→ EXERCISE OBJECTIVE
Arrange the records from the line containing "wh-heatmap-cell xyxy=(1384,972,1397,985)" up to and including the line containing "xy-heatmap-cell xyxy=(493,1149,507,1163)" as a Markdown table with two columns, Row and Line. Put a running row number under Row and the line itself under Line, and leave out any blank lines.

== RECORD EXTRACTS ==

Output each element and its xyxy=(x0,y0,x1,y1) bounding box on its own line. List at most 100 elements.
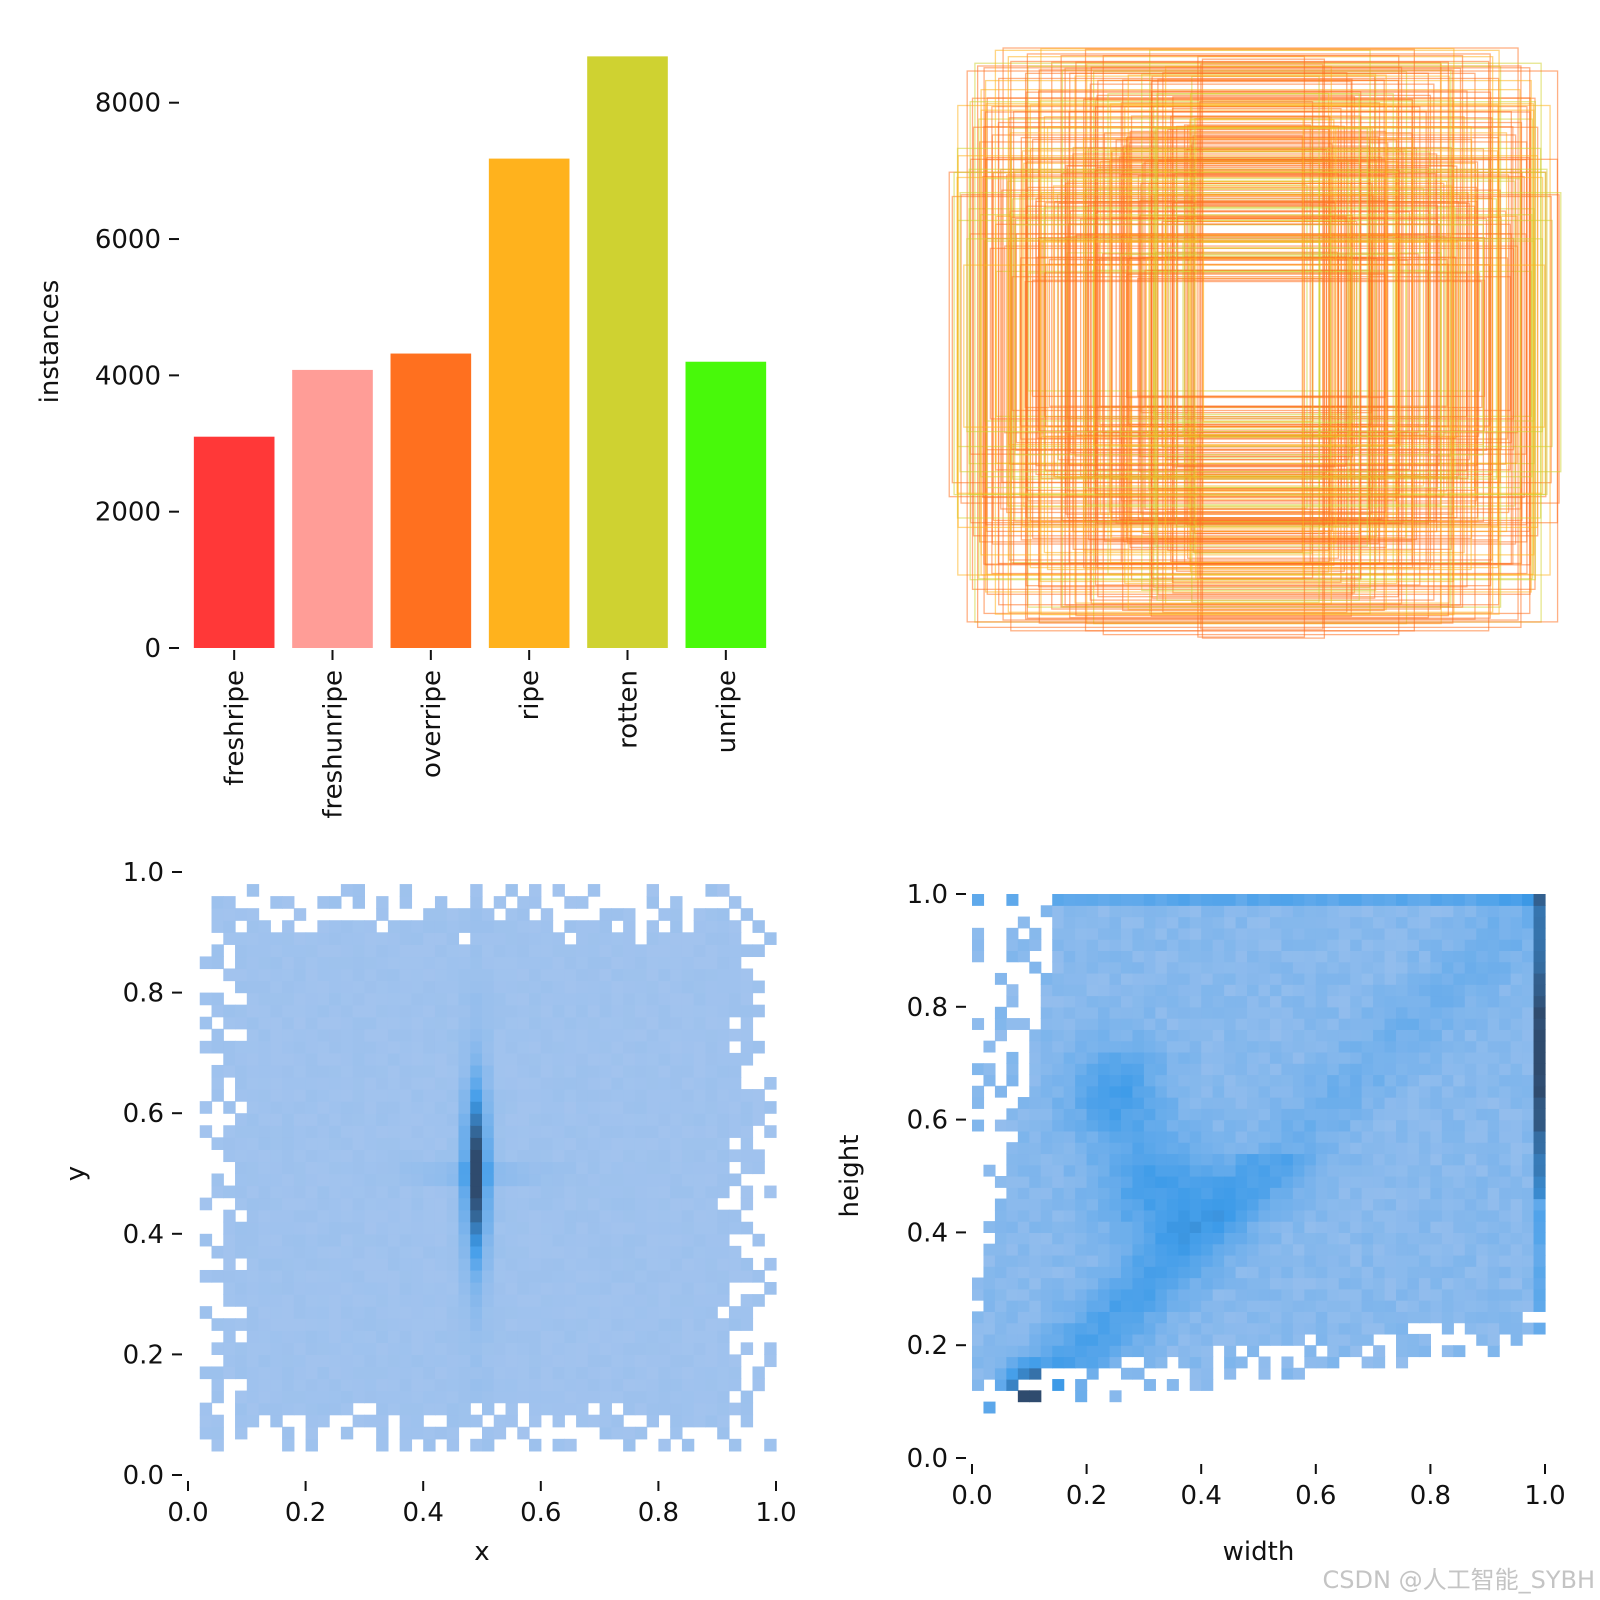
wh-heatmap-cell xyxy=(1384,972,1397,985)
wh-heatmap-cell xyxy=(1017,1209,1030,1222)
xy-heatmap-cell xyxy=(482,1040,495,1054)
wh-heatmap-cell xyxy=(1178,1198,1191,1211)
xy-heatmap-cell xyxy=(740,908,754,921)
wh-heatmap-cell xyxy=(1132,1119,1145,1132)
wh-heatmap-cell xyxy=(1120,1119,1134,1132)
wh-heatmap-cell xyxy=(1304,939,1317,951)
wh-heatmap-cell xyxy=(1407,1063,1420,1076)
xy-heatmap-cell xyxy=(764,1125,777,1138)
wh-heatmap-cell xyxy=(1350,961,1363,974)
xy-heatmap-cell xyxy=(576,1282,589,1295)
wh-heatmap-cell xyxy=(1040,1232,1053,1245)
wh-heatmap-cell xyxy=(1499,1322,1512,1335)
wh-heatmap-cell xyxy=(1281,1153,1294,1166)
wh-heatmap-cell xyxy=(1224,1040,1237,1053)
wh-heatmap-cell xyxy=(1499,1006,1512,1019)
wh-heatmap-cell xyxy=(1453,1243,1466,1256)
wh-heatmap-cell xyxy=(1166,995,1179,1008)
xy-heatmap-cell xyxy=(564,1173,577,1187)
xy-heatmap-cell xyxy=(305,1294,318,1307)
xy-heatmap-cell xyxy=(517,1113,530,1126)
wh-heatmap-cell xyxy=(1120,1221,1134,1233)
xy-heatmap-cell xyxy=(764,1342,777,1355)
wh-heatmap-cell xyxy=(1453,939,1466,951)
xy-heatmap-cell xyxy=(599,1306,612,1319)
xy-heatmap-cell xyxy=(634,956,648,970)
wh-heatmap-cell xyxy=(1166,1322,1179,1335)
wh-heatmap-cell xyxy=(1292,1040,1305,1053)
wh-heatmap-cell xyxy=(1373,1040,1386,1053)
wh-heatmap-cell xyxy=(1063,1164,1076,1177)
wh-heatmap-cell xyxy=(1430,905,1443,918)
xy-heatmap-cell xyxy=(611,1125,624,1138)
xy-heatmap-cell xyxy=(364,932,377,945)
wh-heatmap-cell xyxy=(1189,1345,1202,1358)
wh-heatmap-cell xyxy=(1292,1029,1305,1042)
x-tick-label-unripe: unripe xyxy=(712,670,742,753)
wh-heatmap-cell xyxy=(1098,927,1111,940)
wh-heatmap-cell xyxy=(1327,1097,1340,1109)
label-box xyxy=(1109,103,1387,564)
xy-heatmap-cell xyxy=(740,1414,754,1428)
wh-heatmap-cell xyxy=(1247,950,1260,963)
xy-heatmap-cell xyxy=(493,1149,507,1163)
xy-heatmap-cell xyxy=(634,1318,648,1331)
wh-heatmap-cell xyxy=(1418,972,1431,985)
xy-heatmap-cell xyxy=(211,1366,224,1380)
wh-heatmap-cell xyxy=(972,1356,985,1369)
wh-heatmap-cell xyxy=(1247,1288,1260,1301)
wh-heatmap-cell xyxy=(1132,1164,1145,1177)
xy-heatmap-cell xyxy=(258,1390,271,1404)
wh-heatmap-cell xyxy=(1430,894,1443,906)
xy-heatmap-cell xyxy=(599,1173,612,1187)
xy-heatmap-cell xyxy=(670,920,683,933)
wh-heatmap-cell xyxy=(1166,916,1179,929)
xy-heatmap-cell xyxy=(634,1089,648,1102)
wh-heatmap-cell xyxy=(1373,1063,1386,1076)
wh-heatmap-cell xyxy=(1155,1130,1168,1143)
wh-heatmap-cell xyxy=(1063,1142,1076,1155)
wh-heatmap-cell xyxy=(1132,927,1145,940)
wh-heatmap-cell xyxy=(1052,1006,1065,1019)
xy-heatmap-cell xyxy=(540,944,554,958)
xy-heatmap-cell xyxy=(705,1269,718,1283)
wh-heatmap-cell xyxy=(1476,905,1489,918)
xy-heatmap-cell xyxy=(576,1390,589,1404)
wh-heatmap-cell xyxy=(1292,961,1305,974)
xy-heatmap-cell xyxy=(293,968,307,982)
xy-heatmap-cell xyxy=(517,944,530,958)
xy-y-tick-label: 0.0 xyxy=(123,1461,164,1491)
wh-heatmap-cell xyxy=(1052,905,1065,918)
wh-heatmap-cell xyxy=(1373,1198,1386,1211)
wh-heatmap-cell xyxy=(1086,1187,1099,1200)
xy-heatmap-cell xyxy=(387,1173,401,1187)
wh-heatmap-cell xyxy=(1499,894,1512,906)
wh-heatmap-cell xyxy=(1315,1311,1328,1324)
xy-heatmap-cell xyxy=(517,1137,530,1150)
xy-heatmap-cell xyxy=(446,1028,460,1042)
xy-heatmap-cell xyxy=(376,1342,389,1355)
xy-heatmap-cell xyxy=(258,932,271,945)
xy-heatmap-cell xyxy=(717,1402,730,1416)
xy-heatmap-cell xyxy=(364,1245,377,1259)
xy-heatmap-cell xyxy=(681,1137,695,1150)
xy-heatmap-cell xyxy=(446,920,460,933)
wh-heatmap-cell xyxy=(1235,1288,1248,1301)
xy-heatmap-cell xyxy=(423,1064,436,1078)
wh-heatmap-cell xyxy=(1533,1187,1546,1200)
wh-heatmap-cell xyxy=(1063,1097,1076,1109)
xy-heatmap-cell xyxy=(434,1330,448,1343)
wh-heatmap-cell xyxy=(1224,961,1237,974)
xy-heatmap-cell xyxy=(282,1245,295,1259)
xy-heatmap-cell xyxy=(387,920,401,933)
xy-heatmap-cell xyxy=(329,1089,342,1102)
xy-heatmap-cell xyxy=(399,1282,413,1295)
wh-heatmap-cell xyxy=(1281,1367,1294,1380)
xy-y-tick-label: 0.8 xyxy=(123,979,164,1009)
wh-heatmap-cell xyxy=(1304,1288,1317,1301)
wh-heatmap-cell xyxy=(1155,972,1168,985)
wh-heatmap-cell xyxy=(1327,1029,1340,1042)
xy-heatmap-cell xyxy=(423,908,436,921)
xy-heatmap-cell xyxy=(517,1149,530,1163)
wh-heatmap-cell xyxy=(1281,1040,1294,1053)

===

→ WRITTEN ANSWER
| Row | Line |
|---|---|
| 1 | wh-heatmap-cell xyxy=(1384,972,1397,985) |
| 2 | wh-heatmap-cell xyxy=(1017,1209,1030,1222) |
| 3 | xy-heatmap-cell xyxy=(482,1040,495,1054) |
| 4 | wh-heatmap-cell xyxy=(1178,1198,1191,1211) |
| 5 | xy-heatmap-cell xyxy=(740,908,754,921) |
| 6 | wh-heatmap-cell xyxy=(1132,1119,1145,1132) |
| 7 | wh-heatmap-cell xyxy=(1120,1119,1134,1132) |
| 8 | wh-heatmap-cell xyxy=(1304,939,1317,951) |
| 9 | wh-heatmap-cell xyxy=(1407,1063,1420,1076) |
| 10 | xy-heatmap-cell xyxy=(764,1125,777,1138) |
| 11 | wh-heatmap-cell xyxy=(1350,961,1363,974) |
| 12 | xy-heatmap-cell xyxy=(576,1282,589,1295) |
| 13 | wh-heatmap-cell xyxy=(1040,1232,1053,1245) |
| 14 | wh-heatmap-cell xyxy=(1499,1322,1512,1335) |
| 15 | wh-heatmap-cell xyxy=(1281,1153,1294,1166) |
| 16 | wh-heatmap-cell xyxy=(1224,1040,1237,1053) |
| 17 | wh-heatmap-cell xyxy=(1499,1006,1512,1019) |
| 18 | wh-heatmap-cell xyxy=(1453,1243,1466,1256) |
| 19 | wh-heatmap-cell xyxy=(1166,995,1179,1008) |
| 20 | xy-heatmap-cell xyxy=(564,1173,577,1187) |
| 21 | xy-heatmap-cell xyxy=(305,1294,318,1307) |
| 22 | xy-heatmap-cell xyxy=(517,1113,530,1126) |
| 23 | wh-heatmap-cell xyxy=(1120,1221,1134,1233) |
| 24 | xy-heatmap-cell xyxy=(764,1342,777,1355) |
| 25 | wh-heatmap-cell xyxy=(1453,939,1466,951) |
| 26 | xy-heatmap-cell xyxy=(599,1306,612,1319) |
| 27 | xy-heatmap-cell xyxy=(634,956,648,970) |
| 28 | wh-heatmap-cell xyxy=(1166,1322,1179,1335) |
| 29 | wh-heatmap-cell xyxy=(1292,1040,1305,1053) |
| 30 | wh-heatmap-cell xyxy=(1373,1040,1386,1053) |
| 31 | wh-heatmap-cell xyxy=(1063,1164,1076,1177) |
| 32 | wh-heatmap-cell xyxy=(1430,905,1443,918) |
| 33 | xy-heatmap-cell xyxy=(611,1125,624,1138) |
| 34 | xy-heatmap-cell xyxy=(364,932,377,945) |
| 35 | wh-heatmap-cell xyxy=(1189,1345,1202,1358) |
| 36 | wh-heatmap-cell xyxy=(1292,1029,1305,1042) |
| 37 | x-tick-label-unripe: unripe xyxy=(712,670,742,753) |
| 38 | wh-heatmap-cell xyxy=(1098,927,1111,940) |
| 39 | wh-heatmap-cell xyxy=(1327,1097,1340,1109) |
| 40 | label-box xyxy=(1109,103,1387,564) |
| 41 | xy-heatmap-cell xyxy=(740,1414,754,1428) |
| 42 | wh-heatmap-cell xyxy=(1247,950,1260,963) |
| 43 | xy-heatmap-cell xyxy=(493,1149,507,1163) |